▶ _WRITTEN EXERCISE_
For each line that holds "this", copy the line out.

▶ _INPUT DATA_
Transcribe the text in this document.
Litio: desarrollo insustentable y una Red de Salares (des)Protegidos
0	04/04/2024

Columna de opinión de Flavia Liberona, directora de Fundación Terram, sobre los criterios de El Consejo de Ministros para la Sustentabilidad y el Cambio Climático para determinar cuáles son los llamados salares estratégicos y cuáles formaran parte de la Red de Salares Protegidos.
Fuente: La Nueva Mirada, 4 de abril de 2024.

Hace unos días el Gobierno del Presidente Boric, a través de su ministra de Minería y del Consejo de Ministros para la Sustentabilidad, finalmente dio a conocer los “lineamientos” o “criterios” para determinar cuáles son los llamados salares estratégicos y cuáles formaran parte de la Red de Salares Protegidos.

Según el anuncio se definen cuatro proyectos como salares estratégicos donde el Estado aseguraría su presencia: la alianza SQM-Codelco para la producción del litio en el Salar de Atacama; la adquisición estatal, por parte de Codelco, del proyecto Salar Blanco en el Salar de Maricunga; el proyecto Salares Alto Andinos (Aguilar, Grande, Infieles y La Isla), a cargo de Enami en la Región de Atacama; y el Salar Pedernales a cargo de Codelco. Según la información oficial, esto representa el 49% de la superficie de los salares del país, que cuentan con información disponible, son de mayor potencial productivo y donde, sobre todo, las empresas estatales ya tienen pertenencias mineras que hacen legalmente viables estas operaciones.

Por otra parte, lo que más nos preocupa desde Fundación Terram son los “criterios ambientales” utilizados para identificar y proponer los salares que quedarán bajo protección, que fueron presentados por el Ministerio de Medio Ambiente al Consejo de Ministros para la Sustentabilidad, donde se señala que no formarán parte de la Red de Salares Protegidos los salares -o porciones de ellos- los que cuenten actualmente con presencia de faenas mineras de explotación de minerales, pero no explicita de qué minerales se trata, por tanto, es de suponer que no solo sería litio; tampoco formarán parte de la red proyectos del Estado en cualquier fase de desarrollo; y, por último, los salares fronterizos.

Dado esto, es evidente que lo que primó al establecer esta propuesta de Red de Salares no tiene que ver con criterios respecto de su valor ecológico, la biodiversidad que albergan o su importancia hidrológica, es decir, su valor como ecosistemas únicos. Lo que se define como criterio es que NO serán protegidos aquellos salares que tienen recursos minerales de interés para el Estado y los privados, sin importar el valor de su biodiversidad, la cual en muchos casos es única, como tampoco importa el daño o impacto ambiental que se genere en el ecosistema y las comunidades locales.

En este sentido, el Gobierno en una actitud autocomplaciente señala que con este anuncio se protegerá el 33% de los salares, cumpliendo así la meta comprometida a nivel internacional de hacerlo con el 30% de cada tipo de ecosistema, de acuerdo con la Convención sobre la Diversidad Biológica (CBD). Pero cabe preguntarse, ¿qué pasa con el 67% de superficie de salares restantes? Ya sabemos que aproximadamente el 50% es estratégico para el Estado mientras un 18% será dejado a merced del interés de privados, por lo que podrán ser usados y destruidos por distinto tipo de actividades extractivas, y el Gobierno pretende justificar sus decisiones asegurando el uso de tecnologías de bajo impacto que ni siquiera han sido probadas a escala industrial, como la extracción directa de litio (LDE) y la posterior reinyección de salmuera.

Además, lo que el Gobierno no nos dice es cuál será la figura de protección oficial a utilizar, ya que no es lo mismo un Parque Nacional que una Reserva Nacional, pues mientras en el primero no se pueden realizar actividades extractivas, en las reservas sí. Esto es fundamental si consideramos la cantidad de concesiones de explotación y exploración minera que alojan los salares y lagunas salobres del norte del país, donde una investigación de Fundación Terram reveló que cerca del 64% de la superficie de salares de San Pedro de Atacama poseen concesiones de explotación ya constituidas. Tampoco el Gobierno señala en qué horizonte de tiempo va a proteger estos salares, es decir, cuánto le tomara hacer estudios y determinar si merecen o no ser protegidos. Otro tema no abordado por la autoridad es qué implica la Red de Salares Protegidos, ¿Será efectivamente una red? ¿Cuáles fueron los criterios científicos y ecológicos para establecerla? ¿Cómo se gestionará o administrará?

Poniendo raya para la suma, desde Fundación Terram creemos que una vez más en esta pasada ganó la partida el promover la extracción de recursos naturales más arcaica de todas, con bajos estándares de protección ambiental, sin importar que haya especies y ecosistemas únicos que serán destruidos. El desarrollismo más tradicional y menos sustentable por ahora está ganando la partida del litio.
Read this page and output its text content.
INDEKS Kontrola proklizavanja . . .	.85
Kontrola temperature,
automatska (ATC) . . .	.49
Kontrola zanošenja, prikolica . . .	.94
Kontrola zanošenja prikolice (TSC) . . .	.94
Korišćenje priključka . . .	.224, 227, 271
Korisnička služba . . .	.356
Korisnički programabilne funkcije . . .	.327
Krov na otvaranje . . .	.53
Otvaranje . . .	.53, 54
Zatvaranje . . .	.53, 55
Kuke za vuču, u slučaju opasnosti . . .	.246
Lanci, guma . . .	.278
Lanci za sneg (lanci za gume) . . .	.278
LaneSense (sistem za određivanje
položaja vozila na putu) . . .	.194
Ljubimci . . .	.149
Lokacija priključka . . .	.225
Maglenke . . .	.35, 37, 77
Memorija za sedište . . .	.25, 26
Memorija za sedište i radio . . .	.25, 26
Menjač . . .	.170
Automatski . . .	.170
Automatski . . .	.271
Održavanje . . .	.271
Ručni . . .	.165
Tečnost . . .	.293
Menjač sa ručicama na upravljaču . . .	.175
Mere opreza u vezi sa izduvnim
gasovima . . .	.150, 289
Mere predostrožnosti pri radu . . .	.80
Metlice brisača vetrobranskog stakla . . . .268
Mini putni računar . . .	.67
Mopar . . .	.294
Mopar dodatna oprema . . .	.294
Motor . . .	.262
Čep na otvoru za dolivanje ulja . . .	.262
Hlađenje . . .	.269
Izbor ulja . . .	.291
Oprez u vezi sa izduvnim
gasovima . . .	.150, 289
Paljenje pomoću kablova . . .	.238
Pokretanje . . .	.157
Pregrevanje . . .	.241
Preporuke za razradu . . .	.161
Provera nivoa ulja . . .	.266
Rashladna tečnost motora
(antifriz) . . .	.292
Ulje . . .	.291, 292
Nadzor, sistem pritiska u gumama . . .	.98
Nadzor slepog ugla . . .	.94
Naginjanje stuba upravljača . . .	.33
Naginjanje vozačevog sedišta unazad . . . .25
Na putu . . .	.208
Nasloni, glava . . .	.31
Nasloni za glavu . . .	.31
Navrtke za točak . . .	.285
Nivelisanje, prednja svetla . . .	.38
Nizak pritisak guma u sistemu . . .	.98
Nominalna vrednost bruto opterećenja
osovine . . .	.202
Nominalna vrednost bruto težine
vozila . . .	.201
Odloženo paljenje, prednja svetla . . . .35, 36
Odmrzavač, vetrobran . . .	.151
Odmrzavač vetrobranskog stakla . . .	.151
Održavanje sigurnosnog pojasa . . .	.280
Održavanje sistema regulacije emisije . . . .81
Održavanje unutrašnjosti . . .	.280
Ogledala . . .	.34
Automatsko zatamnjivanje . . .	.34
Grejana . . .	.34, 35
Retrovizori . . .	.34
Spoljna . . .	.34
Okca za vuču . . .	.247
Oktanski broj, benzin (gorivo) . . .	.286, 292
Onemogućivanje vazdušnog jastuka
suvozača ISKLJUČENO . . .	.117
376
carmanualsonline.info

▶ _RESULT BELOW_
Transcribe the text in this document.
Read this page and output its text content.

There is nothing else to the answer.